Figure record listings
>> Start
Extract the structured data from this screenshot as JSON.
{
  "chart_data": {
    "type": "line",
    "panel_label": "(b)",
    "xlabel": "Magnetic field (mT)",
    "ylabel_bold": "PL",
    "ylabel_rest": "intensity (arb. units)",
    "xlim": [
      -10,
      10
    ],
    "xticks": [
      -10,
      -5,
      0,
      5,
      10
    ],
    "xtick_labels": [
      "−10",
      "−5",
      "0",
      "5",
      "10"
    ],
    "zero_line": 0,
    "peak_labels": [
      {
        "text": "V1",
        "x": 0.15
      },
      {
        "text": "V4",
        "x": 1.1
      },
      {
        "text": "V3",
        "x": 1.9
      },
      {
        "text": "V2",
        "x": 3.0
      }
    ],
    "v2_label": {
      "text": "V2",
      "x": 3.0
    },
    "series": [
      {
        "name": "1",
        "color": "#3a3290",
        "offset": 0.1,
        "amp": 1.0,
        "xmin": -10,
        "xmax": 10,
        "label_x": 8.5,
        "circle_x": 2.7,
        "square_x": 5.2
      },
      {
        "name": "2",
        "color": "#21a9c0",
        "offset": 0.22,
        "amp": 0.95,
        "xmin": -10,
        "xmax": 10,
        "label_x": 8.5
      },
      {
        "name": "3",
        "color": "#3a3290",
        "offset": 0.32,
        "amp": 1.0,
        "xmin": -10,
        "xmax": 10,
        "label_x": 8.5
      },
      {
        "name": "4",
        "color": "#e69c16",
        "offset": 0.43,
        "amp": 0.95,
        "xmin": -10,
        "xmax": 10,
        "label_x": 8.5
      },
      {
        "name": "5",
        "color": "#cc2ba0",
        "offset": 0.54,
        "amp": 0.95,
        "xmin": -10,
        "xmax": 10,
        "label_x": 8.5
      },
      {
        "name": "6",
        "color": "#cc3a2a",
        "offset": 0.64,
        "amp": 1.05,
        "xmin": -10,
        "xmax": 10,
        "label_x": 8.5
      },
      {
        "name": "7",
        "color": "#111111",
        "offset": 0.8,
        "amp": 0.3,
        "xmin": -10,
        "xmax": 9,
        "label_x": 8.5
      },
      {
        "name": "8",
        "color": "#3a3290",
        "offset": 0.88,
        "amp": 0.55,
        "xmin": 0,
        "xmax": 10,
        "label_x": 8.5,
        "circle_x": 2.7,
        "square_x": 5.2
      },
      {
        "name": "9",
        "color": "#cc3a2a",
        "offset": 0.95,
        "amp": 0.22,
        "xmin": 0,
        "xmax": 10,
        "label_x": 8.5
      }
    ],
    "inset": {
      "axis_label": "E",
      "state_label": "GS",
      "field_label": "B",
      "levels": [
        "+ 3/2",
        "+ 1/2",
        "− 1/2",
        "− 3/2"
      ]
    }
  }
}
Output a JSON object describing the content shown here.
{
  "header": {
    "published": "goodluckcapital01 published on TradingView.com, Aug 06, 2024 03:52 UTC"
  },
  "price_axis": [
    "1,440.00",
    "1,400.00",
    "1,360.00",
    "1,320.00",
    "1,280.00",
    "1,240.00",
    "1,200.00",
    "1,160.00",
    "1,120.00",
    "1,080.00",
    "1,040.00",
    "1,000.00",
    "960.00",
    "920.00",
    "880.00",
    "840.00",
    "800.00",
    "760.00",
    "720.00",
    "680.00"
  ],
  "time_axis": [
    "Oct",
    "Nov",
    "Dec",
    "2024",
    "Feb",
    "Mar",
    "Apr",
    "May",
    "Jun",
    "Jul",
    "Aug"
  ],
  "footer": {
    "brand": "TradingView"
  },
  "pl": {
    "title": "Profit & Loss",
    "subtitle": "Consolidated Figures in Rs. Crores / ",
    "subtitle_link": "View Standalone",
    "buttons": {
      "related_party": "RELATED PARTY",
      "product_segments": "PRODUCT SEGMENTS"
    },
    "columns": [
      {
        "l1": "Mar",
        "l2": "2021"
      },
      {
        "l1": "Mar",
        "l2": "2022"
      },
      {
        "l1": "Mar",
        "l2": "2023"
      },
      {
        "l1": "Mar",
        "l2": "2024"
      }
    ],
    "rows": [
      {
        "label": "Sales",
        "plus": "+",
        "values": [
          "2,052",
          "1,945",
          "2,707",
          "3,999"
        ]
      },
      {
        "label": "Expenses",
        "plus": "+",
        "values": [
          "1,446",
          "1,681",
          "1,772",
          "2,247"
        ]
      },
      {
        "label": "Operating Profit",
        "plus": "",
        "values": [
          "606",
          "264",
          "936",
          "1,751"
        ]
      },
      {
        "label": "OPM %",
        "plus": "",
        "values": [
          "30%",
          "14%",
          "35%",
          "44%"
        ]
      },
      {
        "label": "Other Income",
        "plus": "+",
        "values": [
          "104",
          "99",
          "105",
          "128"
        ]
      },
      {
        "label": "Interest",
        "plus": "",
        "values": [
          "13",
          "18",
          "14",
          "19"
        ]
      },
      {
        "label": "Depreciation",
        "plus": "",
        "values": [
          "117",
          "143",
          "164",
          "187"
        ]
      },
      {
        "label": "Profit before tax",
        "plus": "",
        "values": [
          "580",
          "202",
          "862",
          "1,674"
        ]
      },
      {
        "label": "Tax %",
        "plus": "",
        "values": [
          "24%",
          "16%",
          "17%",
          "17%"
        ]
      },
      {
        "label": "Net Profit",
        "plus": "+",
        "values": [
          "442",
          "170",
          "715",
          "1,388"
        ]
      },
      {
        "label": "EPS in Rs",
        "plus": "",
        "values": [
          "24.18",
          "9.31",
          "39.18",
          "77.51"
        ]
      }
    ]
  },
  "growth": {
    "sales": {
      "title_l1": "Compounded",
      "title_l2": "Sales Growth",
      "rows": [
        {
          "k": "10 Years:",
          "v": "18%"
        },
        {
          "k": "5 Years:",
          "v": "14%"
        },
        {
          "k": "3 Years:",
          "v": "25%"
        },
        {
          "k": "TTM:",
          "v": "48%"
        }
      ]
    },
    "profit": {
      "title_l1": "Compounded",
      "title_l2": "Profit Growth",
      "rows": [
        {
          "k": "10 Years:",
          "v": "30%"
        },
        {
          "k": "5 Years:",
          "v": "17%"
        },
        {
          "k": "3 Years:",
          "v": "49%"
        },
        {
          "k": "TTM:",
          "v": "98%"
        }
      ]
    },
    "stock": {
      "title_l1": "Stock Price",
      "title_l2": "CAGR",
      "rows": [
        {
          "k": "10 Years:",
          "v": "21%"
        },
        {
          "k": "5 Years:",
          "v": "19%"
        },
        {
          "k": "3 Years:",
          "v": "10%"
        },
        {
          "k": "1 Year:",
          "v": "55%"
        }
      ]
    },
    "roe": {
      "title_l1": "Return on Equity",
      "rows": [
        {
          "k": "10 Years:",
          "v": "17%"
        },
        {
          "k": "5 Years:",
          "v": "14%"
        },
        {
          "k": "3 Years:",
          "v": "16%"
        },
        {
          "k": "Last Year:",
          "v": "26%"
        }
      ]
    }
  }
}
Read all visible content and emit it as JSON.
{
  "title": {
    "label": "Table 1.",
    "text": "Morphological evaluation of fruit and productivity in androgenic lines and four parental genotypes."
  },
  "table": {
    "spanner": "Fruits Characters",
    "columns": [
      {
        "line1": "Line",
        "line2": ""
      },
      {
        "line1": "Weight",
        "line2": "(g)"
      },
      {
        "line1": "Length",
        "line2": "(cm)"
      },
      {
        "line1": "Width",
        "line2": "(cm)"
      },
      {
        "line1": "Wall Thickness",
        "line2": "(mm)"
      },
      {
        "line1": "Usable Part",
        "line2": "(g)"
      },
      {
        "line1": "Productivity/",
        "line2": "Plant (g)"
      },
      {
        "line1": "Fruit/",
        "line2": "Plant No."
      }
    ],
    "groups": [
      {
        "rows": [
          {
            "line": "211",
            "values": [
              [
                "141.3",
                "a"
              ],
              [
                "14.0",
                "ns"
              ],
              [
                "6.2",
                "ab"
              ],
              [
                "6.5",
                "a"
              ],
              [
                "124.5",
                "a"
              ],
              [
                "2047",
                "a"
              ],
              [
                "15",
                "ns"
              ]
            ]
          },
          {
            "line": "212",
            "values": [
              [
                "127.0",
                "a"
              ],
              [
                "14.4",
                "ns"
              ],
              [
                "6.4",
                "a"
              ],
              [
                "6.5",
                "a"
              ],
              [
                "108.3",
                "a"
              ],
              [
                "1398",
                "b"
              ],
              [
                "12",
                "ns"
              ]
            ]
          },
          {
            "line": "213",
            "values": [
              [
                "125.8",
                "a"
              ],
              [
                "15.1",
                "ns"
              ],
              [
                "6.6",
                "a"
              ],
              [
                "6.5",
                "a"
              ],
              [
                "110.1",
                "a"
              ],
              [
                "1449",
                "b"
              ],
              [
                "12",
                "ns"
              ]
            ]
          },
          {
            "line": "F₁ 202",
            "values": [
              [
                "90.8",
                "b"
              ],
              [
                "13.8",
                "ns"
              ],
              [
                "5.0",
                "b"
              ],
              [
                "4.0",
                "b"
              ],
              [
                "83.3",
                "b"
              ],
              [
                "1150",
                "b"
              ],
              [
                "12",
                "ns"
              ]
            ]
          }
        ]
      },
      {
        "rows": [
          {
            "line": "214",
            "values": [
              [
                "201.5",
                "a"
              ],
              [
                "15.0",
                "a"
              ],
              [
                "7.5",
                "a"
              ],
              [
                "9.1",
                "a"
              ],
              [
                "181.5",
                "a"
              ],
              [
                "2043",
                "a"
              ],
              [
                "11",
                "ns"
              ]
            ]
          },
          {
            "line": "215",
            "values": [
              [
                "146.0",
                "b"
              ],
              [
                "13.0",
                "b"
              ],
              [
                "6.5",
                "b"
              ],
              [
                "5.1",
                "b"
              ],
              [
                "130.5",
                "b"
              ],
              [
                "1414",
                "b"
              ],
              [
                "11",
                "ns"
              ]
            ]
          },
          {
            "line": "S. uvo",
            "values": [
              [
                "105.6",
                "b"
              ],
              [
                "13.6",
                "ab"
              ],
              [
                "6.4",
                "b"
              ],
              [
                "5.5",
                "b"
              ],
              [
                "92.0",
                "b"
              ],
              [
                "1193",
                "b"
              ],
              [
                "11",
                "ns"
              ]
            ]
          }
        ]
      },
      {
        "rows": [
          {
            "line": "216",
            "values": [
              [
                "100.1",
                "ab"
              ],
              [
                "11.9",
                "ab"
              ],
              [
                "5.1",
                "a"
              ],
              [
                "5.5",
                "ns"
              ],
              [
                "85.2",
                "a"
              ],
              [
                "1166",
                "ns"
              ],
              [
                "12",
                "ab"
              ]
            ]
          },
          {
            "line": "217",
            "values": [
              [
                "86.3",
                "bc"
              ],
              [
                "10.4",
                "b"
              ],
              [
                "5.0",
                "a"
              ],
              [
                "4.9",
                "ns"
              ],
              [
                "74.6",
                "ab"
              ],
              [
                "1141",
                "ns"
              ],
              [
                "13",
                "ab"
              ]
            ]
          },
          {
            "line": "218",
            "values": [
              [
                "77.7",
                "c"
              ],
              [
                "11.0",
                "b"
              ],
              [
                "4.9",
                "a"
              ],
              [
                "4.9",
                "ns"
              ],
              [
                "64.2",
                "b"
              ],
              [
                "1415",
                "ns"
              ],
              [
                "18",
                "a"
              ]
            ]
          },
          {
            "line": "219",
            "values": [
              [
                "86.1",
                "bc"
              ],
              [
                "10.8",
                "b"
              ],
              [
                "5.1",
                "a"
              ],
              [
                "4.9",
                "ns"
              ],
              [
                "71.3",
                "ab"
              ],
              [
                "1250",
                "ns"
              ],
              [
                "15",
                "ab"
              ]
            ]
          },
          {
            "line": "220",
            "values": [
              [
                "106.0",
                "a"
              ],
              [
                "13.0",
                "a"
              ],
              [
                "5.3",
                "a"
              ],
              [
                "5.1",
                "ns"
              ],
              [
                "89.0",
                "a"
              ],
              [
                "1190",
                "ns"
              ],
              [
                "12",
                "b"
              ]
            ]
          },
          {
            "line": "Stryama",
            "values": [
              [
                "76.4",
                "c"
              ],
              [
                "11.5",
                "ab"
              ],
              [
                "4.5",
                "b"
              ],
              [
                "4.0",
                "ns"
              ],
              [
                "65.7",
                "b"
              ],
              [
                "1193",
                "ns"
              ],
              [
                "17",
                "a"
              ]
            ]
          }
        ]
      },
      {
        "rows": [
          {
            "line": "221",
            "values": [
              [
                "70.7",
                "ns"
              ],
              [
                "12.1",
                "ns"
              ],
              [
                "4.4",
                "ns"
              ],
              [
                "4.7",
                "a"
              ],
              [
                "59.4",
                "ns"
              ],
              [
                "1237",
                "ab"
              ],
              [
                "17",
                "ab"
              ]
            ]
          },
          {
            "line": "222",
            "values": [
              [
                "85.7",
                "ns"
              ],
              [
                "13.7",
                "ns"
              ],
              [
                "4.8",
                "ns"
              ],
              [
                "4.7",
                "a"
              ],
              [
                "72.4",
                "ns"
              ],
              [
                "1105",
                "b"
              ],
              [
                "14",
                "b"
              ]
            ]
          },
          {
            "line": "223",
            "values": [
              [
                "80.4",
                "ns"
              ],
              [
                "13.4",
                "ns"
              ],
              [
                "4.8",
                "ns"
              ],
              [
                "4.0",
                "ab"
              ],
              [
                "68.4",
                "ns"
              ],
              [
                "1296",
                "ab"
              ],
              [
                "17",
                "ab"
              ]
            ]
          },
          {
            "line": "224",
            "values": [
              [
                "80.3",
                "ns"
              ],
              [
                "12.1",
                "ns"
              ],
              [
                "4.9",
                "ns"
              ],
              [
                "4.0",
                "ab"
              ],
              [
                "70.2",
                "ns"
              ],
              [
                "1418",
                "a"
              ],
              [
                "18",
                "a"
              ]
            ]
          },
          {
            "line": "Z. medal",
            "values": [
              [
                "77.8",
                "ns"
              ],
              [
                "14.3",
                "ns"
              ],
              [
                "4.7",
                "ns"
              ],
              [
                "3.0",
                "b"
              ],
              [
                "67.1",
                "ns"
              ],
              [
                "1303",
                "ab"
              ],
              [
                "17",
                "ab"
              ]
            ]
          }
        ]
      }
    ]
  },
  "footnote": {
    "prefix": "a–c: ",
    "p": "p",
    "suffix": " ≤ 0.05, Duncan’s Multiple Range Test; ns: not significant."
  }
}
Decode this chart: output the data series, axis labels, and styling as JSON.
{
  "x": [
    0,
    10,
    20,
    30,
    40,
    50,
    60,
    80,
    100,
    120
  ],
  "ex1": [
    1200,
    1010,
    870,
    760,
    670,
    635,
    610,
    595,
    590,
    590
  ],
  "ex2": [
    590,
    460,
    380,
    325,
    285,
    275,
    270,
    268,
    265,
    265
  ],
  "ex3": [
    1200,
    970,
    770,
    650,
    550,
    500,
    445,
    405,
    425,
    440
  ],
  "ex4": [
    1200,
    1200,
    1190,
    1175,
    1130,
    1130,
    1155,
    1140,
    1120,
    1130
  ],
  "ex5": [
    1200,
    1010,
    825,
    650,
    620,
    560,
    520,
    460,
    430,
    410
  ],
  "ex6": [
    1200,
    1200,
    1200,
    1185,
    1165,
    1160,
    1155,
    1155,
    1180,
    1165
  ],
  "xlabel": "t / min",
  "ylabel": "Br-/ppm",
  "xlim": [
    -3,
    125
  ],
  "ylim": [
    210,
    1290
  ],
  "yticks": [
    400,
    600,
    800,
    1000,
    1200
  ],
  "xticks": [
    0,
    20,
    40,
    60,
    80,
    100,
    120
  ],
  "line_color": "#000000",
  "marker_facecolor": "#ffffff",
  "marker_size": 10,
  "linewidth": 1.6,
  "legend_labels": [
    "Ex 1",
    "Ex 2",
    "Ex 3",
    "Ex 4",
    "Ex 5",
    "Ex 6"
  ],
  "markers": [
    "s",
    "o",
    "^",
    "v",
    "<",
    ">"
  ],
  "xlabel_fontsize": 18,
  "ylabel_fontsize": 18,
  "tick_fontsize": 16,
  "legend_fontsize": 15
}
>> End
In the entries above, locate every line with the word "offset" and copy it.

        "offset": 0.1,
        "offset": 0.22,
        "offset": 0.32,
        "offset": 0.43,
        "offset": 0.54,
        "offset": 0.64,
        "offset": 0.8,
        "offset": 0.88,
        "offset": 0.95,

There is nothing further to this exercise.